• _PROBLEM DESCRIPTION_: Will you quote all of the entries, word for word?

[Data excerpts]
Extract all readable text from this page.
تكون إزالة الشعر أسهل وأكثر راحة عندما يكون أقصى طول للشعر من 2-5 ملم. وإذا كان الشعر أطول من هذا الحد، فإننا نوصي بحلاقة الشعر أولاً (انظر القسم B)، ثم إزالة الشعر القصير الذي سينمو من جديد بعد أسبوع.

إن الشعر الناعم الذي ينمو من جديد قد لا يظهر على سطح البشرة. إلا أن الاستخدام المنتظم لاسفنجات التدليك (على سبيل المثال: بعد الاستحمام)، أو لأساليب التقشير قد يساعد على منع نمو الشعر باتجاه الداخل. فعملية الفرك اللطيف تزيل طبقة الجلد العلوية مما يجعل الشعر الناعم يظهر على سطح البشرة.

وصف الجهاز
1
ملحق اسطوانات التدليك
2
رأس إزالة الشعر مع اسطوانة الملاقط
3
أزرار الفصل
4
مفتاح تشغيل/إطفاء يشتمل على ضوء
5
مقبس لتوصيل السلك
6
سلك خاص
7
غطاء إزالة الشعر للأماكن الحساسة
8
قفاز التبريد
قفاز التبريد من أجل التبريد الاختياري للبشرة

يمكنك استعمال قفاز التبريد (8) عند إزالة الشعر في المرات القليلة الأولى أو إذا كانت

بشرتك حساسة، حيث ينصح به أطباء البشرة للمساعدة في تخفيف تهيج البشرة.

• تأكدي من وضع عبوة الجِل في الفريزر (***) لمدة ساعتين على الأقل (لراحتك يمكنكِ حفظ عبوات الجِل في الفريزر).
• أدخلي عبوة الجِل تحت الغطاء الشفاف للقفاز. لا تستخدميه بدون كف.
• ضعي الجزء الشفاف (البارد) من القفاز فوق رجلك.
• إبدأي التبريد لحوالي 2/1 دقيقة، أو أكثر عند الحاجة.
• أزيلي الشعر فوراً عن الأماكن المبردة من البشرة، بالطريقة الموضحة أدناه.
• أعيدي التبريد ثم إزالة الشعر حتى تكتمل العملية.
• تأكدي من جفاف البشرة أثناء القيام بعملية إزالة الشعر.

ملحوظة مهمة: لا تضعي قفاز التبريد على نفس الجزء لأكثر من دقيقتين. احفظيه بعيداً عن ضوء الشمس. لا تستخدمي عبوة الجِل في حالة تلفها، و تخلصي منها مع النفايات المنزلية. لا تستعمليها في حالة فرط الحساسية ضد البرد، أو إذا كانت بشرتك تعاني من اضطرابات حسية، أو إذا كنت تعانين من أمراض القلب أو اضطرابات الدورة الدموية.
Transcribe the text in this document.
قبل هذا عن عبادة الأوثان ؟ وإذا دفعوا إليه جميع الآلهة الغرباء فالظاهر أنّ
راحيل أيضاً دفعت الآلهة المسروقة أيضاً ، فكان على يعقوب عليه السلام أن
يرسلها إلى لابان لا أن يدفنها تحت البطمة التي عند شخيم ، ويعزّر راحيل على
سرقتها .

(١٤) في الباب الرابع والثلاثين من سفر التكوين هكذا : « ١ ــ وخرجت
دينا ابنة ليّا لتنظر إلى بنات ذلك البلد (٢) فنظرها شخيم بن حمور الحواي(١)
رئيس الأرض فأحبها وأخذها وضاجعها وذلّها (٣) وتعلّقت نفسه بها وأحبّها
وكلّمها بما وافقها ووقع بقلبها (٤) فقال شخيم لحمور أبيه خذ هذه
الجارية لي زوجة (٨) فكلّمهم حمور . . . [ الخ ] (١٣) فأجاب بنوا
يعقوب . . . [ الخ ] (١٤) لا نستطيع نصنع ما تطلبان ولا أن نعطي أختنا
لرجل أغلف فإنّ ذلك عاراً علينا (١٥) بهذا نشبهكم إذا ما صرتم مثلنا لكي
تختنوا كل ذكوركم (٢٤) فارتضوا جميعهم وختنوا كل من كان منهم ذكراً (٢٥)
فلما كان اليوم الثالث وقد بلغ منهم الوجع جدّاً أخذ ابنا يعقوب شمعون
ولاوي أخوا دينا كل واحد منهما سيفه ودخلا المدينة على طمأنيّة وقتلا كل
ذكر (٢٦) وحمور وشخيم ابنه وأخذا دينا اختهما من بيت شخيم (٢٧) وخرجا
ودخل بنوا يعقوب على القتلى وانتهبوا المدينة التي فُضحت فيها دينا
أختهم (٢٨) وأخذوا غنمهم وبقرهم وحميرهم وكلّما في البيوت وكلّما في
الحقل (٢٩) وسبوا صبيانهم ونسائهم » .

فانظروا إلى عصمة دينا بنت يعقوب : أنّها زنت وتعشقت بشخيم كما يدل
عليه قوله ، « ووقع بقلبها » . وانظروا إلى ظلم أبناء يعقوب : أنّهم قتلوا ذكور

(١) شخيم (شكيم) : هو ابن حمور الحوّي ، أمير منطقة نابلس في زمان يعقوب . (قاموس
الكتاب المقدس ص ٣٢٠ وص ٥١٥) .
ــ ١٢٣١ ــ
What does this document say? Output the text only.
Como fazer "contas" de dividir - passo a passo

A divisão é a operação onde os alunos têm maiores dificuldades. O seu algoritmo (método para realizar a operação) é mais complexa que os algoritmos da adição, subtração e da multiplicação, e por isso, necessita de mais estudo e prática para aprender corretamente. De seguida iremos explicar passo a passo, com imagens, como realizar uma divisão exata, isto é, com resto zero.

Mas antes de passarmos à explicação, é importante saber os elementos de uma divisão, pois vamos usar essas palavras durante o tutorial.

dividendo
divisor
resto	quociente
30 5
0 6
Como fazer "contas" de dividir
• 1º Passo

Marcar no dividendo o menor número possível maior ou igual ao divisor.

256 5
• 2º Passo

• _ANSWER FOR THE TASK_:
Extract all readable text from this page.
تكون إزالة الشعر أسهل وأكثر راحة عندما يكون أقصى طول للشعر من 2-5 ملم. وإذا كان الشعر أطول من هذا الحد، فإننا نوصي بحلاقة الشعر أولاً (انظر القسم B)، ثم إزالة الشعر القصير الذي سينمو من جديد بعد أسبوع.

إن الشعر الناعم الذي ينمو من جديد قد لا يظهر على سطح البشرة. إلا أن الاستخدام المنتظم لاسفنجات التدليك (على سبيل المثال: بعد الاستحمام)، أو لأساليب التقشير قد يساعد على منع نمو الشعر باتجاه الداخل. فعملية الفرك اللطيف تزيل طبقة الجلد العلوية مما يجعل الشعر الناعم يظهر على سطح البشرة.

وصف الجهاز
1
ملحق اسطوانات التدليك
2
رأس إزالة الشعر مع اسطوانة الملاقط
3
أزرار الفصل
4
مفتاح تشغيل/إطفاء يشتمل على ضوء
5
مقبس لتوصيل السلك
6
سلك خاص
7
غطاء إزالة الشعر للأماكن الحساسة
8
قفاز التبريد
قفاز التبريد من أجل التبريد الاختياري للبشرة

يمكنك استعمال قفاز التبريد (8) عند إزالة الشعر في المرات القليلة الأولى أو إذا كانت

بشرتك حساسة، حيث ينصح به أطباء البشرة للمساعدة في تخفيف تهيج البشرة.

• تأكدي من وضع عبوة الجِل في الفريزر (***) لمدة ساعتين على الأقل (لراحتك يمكنكِ حفظ عبوات الجِل في الفريزر).
• أدخلي عبوة الجِل تحت الغطاء الشفاف للقفاز. لا تستخدميه بدون كف.
• ضعي الجزء الشفاف (البارد) من القفاز فوق رجلك.
• إبدأي التبريد لحوالي 2/1 دقيقة، أو أكثر عند الحاجة.
• أزيلي الشعر فوراً عن الأماكن المبردة من البشرة، بالطريقة الموضحة أدناه.
• أعيدي التبريد ثم إزالة الشعر حتى تكتمل العملية.
• تأكدي من جفاف البشرة أثناء القيام بعملية إزالة الشعر.

ملحوظة مهمة: لا تضعي قفاز التبريد على نفس الجزء لأكثر من دقيقتين. احفظيه بعيداً عن ضوء الشمس. لا تستخدمي عبوة الجِل في حالة تلفها، و تخلصي منها مع النفايات المنزلية. لا تستعمليها في حالة فرط الحساسية ضد البرد، أو إذا كانت بشرتك تعاني من اضطرابات حسية، أو إذا كنت تعانين من أمراض القلب أو اضطرابات الدورة الدموية.
Transcribe the text in this document.
قبل هذا عن عبادة الأوثان ؟ وإذا دفعوا إليه جميع الآلهة الغرباء فالظاهر أنّ
راحيل أيضاً دفعت الآلهة المسروقة أيضاً ، فكان على يعقوب عليه السلام أن
يرسلها إلى لابان لا أن يدفنها تحت البطمة التي عند شخيم ، ويعزّر راحيل على
سرقتها .

(١٤) في الباب الرابع والثلاثين من سفر التكوين هكذا : « ١ ــ وخرجت
دينا ابنة ليّا لتنظر إلى بنات ذلك البلد (٢) فنظرها شخيم بن حمور الحواي(١)
رئيس الأرض فأحبها وأخذها وضاجعها وذلّها (٣) وتعلّقت نفسه بها وأحبّها
وكلّمها بما وافقها ووقع بقلبها (٤) فقال شخيم لحمور أبيه خذ هذه
الجارية لي زوجة (٨) فكلّمهم حمور . . . [ الخ ] (١٣) فأجاب بنوا
يعقوب . . . [ الخ ] (١٤) لا نستطيع نصنع ما تطلبان ولا أن نعطي أختنا
لرجل أغلف فإنّ ذلك عاراً علينا (١٥) بهذا نشبهكم إذا ما صرتم مثلنا لكي
تختنوا كل ذكوركم (٢٤) فارتضوا جميعهم وختنوا كل من كان منهم ذكراً (٢٥)
فلما كان اليوم الثالث وقد بلغ منهم الوجع جدّاً أخذ ابنا يعقوب شمعون
ولاوي أخوا دينا كل واحد منهما سيفه ودخلا المدينة على طمأنيّة وقتلا كل
ذكر (٢٦) وحمور وشخيم ابنه وأخذا دينا اختهما من بيت شخيم (٢٧) وخرجا
ودخل بنوا يعقوب على القتلى وانتهبوا المدينة التي فُضحت فيها دينا
أختهم (٢٨) وأخذوا غنمهم وبقرهم وحميرهم وكلّما في البيوت وكلّما في
الحقل (٢٩) وسبوا صبيانهم ونسائهم » .

فانظروا إلى عصمة دينا بنت يعقوب : أنّها زنت وتعشقت بشخيم كما يدل
عليه قوله ، « ووقع بقلبها » . وانظروا إلى ظلم أبناء يعقوب : أنّهم قتلوا ذكور

(١) شخيم (شكيم) : هو ابن حمور الحوّي ، أمير منطقة نابلس في زمان يعقوب . (قاموس
الكتاب المقدس ص ٣٢٠ وص ٥١٥) .
ــ ١٢٣١ ــ
What does this document say? Output the text only.
Como fazer "contas" de dividir - passo a passo

A divisão é a operação onde os alunos têm maiores dificuldades. O seu algoritmo (método para realizar a operação) é mais complexa que os algoritmos da adição, subtração e da multiplicação, e por isso, necessita de mais estudo e prática para aprender corretamente. De seguida iremos explicar passo a passo, com imagens, como realizar uma divisão exata, isto é, com resto zero.

Mas antes de passarmos à explicação, é importante saber os elementos de uma divisão, pois vamos usar essas palavras durante o tutorial.

dividendo
divisor
resto	quociente
30 5
0 6
Como fazer "contas" de dividir
• 1º Passo

Marcar no dividendo o menor número possível maior ou igual ao divisor.

256 5
• 2º Passo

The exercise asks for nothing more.